SHORT TASK: Below are the records; copy each line in them that holds the word "hour".
BEGIN EXTRACTED RECORDS
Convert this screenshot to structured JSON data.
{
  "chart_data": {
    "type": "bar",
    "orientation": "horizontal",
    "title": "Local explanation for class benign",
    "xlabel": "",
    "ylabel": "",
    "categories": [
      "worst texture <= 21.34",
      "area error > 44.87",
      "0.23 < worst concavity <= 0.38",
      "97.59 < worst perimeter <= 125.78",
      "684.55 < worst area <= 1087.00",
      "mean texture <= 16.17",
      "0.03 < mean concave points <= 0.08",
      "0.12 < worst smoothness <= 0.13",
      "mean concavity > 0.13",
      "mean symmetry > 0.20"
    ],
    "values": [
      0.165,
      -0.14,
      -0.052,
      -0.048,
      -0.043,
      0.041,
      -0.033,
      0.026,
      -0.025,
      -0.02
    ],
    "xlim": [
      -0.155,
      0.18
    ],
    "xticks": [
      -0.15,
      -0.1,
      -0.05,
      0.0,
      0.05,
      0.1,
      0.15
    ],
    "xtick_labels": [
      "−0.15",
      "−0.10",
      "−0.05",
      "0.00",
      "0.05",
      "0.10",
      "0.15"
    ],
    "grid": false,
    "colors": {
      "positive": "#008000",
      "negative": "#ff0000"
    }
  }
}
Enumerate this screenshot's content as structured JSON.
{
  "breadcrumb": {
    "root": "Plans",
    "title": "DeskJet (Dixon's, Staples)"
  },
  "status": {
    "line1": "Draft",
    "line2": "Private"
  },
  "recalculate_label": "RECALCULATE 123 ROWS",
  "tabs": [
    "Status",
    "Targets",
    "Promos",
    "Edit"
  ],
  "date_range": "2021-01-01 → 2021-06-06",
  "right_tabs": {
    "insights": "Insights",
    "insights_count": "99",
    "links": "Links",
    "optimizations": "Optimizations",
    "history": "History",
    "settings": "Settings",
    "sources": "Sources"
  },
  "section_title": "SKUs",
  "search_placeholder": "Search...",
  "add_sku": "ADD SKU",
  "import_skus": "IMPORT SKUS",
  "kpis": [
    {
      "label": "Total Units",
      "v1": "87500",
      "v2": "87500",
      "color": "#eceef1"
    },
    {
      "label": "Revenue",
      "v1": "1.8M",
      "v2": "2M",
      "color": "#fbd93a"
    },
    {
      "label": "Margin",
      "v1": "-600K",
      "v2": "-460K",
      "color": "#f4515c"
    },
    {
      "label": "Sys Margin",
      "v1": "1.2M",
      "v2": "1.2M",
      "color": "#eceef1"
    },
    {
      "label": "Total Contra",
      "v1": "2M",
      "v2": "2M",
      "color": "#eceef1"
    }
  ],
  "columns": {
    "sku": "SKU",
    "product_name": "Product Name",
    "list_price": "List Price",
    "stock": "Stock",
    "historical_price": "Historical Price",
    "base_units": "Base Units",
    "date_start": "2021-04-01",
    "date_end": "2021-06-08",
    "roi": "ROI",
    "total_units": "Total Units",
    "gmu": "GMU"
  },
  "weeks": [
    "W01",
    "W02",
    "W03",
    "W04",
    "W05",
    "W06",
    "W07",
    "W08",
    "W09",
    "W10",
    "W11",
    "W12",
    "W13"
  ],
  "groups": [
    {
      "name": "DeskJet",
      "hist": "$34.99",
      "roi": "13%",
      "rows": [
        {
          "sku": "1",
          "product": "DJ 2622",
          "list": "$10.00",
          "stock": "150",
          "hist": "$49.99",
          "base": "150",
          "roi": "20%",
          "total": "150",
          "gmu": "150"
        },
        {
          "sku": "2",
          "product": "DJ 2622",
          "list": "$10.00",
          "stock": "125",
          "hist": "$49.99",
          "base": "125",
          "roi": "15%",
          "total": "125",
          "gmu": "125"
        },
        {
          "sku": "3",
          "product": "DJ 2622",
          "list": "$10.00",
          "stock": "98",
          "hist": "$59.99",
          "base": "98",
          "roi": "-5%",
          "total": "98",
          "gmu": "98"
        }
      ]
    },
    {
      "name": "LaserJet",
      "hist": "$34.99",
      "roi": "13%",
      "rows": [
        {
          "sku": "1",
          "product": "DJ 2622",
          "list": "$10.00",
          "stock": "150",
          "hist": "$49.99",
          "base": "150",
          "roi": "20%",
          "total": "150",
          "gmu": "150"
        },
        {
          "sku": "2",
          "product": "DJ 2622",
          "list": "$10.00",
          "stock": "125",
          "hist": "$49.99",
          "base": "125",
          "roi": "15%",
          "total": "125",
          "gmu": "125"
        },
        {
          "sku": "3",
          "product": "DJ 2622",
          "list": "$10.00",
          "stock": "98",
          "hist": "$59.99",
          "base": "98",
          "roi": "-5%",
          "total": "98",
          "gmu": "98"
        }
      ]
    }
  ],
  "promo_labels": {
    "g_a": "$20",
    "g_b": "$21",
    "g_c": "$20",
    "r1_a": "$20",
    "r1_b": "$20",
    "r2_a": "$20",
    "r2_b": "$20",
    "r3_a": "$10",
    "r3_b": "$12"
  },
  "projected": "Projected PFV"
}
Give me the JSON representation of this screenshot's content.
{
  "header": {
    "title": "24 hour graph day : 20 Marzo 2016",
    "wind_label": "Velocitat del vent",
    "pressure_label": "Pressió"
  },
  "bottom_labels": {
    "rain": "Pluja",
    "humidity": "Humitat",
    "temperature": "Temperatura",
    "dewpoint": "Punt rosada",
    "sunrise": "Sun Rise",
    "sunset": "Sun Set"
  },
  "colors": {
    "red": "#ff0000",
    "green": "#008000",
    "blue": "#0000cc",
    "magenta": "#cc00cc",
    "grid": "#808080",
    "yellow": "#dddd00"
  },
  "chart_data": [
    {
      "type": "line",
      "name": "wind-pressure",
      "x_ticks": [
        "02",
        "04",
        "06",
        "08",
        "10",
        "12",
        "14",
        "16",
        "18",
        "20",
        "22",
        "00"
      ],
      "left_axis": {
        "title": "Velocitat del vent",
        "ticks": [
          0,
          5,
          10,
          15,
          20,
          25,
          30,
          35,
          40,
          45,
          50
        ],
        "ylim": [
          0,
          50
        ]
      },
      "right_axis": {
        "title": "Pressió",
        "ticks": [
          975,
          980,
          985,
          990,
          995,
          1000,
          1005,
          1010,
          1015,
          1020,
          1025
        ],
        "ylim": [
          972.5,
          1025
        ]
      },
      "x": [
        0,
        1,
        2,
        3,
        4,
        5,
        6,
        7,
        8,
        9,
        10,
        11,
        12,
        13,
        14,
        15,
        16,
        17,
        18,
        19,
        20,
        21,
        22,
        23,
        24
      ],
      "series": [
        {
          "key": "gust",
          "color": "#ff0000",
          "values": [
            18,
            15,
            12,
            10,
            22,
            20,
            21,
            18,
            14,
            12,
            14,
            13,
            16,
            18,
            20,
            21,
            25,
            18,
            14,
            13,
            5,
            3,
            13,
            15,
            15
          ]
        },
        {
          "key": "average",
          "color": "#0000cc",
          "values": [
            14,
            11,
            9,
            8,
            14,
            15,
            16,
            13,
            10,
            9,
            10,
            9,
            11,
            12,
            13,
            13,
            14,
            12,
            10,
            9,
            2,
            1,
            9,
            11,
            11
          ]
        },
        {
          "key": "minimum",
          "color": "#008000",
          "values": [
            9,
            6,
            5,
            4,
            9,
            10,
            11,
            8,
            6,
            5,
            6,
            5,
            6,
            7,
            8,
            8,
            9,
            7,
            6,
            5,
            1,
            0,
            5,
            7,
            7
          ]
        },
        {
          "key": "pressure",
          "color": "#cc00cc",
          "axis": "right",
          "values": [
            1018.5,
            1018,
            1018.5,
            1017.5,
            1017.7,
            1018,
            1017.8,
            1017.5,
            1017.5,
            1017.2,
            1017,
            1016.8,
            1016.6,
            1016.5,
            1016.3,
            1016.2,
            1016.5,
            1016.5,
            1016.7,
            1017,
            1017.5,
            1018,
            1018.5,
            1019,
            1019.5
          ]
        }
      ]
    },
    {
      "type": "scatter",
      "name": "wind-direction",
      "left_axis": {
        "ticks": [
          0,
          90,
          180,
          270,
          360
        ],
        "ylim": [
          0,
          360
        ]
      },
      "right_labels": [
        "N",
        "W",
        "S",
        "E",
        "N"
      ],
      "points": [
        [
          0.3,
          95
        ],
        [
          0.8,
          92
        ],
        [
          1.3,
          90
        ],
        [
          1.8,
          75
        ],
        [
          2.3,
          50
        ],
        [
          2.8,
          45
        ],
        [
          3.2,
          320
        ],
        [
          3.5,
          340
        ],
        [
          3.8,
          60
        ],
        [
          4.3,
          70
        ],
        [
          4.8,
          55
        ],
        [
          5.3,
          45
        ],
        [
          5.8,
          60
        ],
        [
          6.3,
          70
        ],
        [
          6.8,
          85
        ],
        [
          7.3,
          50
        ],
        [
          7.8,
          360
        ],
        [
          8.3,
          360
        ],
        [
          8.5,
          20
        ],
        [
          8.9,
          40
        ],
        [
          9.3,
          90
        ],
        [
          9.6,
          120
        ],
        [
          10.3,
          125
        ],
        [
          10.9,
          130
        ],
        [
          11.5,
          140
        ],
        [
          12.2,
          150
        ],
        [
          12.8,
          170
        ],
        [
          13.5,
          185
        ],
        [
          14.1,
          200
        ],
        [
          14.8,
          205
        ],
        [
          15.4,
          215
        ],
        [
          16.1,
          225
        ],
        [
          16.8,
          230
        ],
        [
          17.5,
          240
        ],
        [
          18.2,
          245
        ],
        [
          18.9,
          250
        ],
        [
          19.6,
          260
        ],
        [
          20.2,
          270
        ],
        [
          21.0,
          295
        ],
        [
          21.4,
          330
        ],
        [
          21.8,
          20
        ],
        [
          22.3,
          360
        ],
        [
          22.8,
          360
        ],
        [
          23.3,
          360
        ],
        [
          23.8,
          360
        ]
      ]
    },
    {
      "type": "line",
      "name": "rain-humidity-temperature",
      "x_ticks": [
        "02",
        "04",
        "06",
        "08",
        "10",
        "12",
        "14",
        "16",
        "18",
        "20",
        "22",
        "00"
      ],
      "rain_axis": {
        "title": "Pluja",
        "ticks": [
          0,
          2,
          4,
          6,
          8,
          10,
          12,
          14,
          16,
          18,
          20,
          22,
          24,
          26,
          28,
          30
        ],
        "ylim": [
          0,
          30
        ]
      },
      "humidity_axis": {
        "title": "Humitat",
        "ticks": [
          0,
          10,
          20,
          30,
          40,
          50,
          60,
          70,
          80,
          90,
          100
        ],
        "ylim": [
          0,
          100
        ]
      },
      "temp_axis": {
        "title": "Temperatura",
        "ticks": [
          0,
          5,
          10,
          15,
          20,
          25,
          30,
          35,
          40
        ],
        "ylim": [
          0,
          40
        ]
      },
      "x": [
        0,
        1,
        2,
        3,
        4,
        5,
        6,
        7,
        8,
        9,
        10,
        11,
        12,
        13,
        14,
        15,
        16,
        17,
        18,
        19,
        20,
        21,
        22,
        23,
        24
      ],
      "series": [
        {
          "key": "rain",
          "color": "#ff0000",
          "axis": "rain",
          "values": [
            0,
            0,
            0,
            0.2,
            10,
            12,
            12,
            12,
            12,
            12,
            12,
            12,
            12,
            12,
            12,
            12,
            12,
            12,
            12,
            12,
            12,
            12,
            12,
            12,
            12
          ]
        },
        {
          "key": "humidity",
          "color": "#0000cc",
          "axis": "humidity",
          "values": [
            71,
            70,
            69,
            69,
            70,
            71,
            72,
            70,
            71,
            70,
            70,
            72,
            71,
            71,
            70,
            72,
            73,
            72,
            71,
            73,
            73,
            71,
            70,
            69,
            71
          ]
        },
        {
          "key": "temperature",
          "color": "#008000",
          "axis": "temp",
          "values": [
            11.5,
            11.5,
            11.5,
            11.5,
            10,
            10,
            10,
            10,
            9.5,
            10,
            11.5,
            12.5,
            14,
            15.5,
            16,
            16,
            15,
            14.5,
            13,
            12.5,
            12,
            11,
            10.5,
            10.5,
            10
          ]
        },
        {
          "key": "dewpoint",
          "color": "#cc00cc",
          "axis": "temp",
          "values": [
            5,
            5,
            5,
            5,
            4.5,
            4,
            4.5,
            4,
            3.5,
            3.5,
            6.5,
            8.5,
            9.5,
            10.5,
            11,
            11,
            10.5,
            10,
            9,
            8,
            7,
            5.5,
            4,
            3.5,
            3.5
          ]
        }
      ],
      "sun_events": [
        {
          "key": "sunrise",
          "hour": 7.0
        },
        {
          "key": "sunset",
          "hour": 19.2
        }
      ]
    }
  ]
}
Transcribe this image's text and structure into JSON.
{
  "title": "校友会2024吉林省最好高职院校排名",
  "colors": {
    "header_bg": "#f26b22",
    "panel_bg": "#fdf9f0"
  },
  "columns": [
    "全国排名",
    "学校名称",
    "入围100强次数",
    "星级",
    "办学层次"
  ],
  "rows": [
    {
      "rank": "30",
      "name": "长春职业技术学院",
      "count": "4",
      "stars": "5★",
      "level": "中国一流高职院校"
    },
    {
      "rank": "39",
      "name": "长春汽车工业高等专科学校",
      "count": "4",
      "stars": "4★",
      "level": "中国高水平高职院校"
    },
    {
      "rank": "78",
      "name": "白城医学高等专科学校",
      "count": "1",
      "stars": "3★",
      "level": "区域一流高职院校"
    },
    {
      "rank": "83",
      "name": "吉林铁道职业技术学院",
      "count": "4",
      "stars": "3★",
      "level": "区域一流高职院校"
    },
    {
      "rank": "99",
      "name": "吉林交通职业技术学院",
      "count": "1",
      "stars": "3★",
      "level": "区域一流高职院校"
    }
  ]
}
END EXTRACTED RECORDS
EXERCISE ANSWER:
    "title": "24 hour graph day : 20 Marzo 2016",
          "hour": 7.0
          "hour": 19.2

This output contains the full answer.